**Records**
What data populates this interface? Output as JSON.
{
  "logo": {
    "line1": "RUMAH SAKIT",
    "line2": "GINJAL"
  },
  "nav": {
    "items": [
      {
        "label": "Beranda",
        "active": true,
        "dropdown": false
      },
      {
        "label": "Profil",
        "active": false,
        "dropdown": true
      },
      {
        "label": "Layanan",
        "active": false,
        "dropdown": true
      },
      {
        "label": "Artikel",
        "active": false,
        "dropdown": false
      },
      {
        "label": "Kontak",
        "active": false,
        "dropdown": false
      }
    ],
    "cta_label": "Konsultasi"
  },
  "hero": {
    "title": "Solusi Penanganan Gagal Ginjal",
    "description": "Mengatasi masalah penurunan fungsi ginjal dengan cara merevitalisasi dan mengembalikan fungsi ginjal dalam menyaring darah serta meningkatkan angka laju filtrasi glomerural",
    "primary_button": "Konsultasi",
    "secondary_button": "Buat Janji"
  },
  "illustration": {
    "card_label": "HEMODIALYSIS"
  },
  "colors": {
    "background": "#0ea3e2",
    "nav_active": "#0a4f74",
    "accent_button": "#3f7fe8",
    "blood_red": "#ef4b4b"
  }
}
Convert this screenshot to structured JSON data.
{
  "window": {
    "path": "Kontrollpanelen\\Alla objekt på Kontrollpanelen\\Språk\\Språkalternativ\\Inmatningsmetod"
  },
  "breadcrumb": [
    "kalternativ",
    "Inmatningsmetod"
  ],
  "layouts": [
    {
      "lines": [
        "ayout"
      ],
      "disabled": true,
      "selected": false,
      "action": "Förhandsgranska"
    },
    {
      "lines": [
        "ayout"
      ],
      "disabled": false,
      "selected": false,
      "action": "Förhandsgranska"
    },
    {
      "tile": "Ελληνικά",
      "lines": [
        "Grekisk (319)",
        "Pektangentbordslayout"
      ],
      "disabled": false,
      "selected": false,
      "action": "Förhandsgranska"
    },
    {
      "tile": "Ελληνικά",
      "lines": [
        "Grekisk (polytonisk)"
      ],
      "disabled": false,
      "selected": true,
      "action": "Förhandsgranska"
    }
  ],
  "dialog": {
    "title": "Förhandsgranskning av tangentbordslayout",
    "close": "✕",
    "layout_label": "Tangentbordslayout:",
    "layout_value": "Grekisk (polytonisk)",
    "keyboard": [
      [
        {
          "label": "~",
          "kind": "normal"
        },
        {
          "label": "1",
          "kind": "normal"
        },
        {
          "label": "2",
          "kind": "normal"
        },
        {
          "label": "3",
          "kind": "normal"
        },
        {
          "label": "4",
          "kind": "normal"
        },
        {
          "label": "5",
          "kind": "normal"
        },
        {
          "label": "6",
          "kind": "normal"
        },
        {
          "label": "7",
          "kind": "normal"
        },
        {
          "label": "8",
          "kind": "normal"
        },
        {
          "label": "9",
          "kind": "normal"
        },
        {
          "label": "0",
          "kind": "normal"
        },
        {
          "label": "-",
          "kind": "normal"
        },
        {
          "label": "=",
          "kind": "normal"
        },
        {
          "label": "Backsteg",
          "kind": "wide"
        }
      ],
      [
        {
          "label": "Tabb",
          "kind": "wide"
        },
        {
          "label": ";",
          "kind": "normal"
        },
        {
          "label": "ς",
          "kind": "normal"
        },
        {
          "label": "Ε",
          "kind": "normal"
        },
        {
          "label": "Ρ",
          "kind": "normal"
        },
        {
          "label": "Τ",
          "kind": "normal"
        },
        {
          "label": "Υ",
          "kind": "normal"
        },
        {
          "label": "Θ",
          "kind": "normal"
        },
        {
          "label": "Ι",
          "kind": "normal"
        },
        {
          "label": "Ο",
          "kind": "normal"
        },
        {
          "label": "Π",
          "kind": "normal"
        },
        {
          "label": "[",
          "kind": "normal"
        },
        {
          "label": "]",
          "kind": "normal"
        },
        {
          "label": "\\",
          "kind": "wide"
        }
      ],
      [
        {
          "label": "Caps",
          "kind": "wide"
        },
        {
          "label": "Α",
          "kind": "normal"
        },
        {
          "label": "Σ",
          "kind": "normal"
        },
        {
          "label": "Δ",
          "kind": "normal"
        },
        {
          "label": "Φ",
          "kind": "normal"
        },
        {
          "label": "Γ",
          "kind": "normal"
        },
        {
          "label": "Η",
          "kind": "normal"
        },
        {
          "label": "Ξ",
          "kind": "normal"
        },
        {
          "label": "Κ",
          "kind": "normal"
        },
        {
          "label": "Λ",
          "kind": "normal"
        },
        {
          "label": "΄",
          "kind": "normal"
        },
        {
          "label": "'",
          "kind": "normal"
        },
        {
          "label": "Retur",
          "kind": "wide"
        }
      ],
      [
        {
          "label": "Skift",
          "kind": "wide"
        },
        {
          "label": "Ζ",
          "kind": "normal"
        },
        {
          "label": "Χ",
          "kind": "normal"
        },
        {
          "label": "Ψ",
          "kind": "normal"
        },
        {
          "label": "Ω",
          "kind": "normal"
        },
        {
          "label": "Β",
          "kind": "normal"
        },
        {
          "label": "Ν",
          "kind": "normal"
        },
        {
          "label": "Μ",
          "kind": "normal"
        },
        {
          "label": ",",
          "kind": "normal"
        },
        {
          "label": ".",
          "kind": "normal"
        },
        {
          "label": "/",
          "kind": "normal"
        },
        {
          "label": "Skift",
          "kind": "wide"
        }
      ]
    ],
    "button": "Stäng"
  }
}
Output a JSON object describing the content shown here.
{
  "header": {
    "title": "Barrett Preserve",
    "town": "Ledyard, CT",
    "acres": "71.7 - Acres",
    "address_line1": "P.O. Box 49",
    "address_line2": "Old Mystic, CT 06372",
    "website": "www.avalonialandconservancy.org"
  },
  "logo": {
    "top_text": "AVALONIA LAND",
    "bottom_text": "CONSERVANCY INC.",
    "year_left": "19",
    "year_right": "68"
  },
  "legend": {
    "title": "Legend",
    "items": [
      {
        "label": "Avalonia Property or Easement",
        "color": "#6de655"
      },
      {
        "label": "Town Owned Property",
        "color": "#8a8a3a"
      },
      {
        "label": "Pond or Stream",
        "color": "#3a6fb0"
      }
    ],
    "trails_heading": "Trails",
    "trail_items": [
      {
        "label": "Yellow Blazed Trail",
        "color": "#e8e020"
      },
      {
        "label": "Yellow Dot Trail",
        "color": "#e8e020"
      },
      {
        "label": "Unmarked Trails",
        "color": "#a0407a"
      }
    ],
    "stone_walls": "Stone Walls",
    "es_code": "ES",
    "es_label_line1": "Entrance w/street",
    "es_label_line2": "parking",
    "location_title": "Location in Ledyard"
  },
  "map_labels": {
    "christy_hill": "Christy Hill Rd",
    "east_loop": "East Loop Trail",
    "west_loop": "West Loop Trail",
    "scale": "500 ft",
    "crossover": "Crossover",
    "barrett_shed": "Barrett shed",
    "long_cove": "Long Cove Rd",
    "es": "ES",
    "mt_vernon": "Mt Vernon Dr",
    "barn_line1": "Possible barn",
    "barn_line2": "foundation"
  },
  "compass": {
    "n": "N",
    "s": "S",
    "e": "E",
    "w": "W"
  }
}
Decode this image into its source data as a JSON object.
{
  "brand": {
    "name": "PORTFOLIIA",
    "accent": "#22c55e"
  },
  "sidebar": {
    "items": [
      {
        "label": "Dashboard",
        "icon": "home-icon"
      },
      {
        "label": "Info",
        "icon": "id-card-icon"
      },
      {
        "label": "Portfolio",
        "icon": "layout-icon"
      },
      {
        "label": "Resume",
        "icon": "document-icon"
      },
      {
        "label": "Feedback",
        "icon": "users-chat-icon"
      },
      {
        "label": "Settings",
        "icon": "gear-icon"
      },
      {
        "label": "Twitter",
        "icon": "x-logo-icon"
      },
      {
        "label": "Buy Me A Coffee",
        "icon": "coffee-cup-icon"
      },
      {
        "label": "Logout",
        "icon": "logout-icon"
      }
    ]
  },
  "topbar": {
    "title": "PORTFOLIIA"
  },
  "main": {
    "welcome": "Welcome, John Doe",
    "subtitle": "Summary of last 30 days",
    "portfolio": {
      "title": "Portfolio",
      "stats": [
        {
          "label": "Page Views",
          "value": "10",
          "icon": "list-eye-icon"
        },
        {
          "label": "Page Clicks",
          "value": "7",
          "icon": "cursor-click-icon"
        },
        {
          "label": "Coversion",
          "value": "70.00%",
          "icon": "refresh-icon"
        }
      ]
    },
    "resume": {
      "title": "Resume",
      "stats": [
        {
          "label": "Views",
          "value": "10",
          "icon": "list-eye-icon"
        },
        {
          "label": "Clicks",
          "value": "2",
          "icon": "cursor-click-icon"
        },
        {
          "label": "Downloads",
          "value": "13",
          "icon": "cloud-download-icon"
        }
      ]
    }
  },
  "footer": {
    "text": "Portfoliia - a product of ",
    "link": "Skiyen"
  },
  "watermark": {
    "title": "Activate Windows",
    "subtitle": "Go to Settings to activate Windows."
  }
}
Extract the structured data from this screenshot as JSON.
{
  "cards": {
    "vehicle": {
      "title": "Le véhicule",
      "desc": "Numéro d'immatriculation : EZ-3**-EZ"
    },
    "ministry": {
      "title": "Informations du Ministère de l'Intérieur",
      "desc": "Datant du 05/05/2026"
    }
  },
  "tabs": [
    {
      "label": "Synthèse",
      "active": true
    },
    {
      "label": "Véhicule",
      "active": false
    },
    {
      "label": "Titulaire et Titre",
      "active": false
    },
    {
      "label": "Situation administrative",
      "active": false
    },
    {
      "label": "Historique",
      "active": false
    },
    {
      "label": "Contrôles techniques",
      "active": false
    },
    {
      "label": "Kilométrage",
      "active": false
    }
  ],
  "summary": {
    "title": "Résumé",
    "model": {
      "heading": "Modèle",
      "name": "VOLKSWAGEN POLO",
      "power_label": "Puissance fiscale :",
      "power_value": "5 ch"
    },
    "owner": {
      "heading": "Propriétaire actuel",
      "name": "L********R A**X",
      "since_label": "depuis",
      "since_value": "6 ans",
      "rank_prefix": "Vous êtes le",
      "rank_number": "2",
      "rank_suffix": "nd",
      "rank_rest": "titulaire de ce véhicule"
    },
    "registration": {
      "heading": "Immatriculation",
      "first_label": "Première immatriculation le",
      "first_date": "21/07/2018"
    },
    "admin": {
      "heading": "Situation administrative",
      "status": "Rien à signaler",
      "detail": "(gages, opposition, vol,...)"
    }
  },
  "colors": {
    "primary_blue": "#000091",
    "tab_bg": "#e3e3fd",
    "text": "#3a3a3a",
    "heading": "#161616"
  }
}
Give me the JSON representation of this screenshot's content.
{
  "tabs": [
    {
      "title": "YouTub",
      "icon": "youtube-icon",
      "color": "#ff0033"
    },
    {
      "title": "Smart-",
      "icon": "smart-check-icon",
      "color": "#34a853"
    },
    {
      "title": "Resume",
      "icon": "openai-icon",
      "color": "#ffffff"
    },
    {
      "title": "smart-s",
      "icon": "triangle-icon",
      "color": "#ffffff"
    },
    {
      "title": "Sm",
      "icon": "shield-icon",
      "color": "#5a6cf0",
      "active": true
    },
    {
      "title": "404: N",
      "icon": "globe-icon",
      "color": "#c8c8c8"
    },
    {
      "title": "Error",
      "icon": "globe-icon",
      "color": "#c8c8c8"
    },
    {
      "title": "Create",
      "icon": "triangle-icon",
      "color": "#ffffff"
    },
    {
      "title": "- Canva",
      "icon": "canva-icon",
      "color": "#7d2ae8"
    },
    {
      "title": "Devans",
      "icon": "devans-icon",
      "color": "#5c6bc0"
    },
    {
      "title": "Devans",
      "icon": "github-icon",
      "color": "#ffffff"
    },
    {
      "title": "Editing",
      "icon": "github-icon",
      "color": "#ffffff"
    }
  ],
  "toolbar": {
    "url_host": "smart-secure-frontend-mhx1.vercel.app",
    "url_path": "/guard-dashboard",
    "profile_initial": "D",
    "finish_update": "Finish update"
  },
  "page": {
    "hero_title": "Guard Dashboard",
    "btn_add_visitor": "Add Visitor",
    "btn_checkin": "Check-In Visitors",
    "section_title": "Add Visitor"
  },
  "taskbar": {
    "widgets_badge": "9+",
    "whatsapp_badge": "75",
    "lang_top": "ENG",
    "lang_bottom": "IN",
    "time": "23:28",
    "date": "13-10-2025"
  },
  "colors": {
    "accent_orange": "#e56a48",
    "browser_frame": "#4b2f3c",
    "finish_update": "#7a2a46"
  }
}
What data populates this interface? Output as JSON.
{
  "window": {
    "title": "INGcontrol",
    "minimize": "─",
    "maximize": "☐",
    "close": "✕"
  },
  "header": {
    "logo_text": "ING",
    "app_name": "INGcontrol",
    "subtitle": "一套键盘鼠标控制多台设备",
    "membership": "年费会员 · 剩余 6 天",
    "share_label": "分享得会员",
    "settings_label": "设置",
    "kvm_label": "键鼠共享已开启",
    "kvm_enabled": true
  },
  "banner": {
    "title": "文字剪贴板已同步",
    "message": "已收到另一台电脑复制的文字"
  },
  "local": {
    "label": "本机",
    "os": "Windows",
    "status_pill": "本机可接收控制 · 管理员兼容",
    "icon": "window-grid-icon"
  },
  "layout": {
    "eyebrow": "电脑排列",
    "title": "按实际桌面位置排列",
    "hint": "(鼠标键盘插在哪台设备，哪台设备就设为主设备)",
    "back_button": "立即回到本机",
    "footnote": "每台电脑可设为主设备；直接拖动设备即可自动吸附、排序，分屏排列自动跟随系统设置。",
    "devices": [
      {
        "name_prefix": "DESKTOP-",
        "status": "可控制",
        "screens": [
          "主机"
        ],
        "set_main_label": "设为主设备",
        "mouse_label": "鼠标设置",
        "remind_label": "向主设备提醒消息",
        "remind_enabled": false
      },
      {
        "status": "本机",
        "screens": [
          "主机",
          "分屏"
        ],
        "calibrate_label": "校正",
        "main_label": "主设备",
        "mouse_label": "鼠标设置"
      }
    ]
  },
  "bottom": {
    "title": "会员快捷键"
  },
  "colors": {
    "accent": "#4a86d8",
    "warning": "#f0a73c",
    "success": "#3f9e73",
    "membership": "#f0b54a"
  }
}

**Short problem**
All lines in the data that contain the word "membership" should be copied.

**Correct response**
    "membership": "年费会员 · 剩余 6 天",
    "membership": "#f0b54a"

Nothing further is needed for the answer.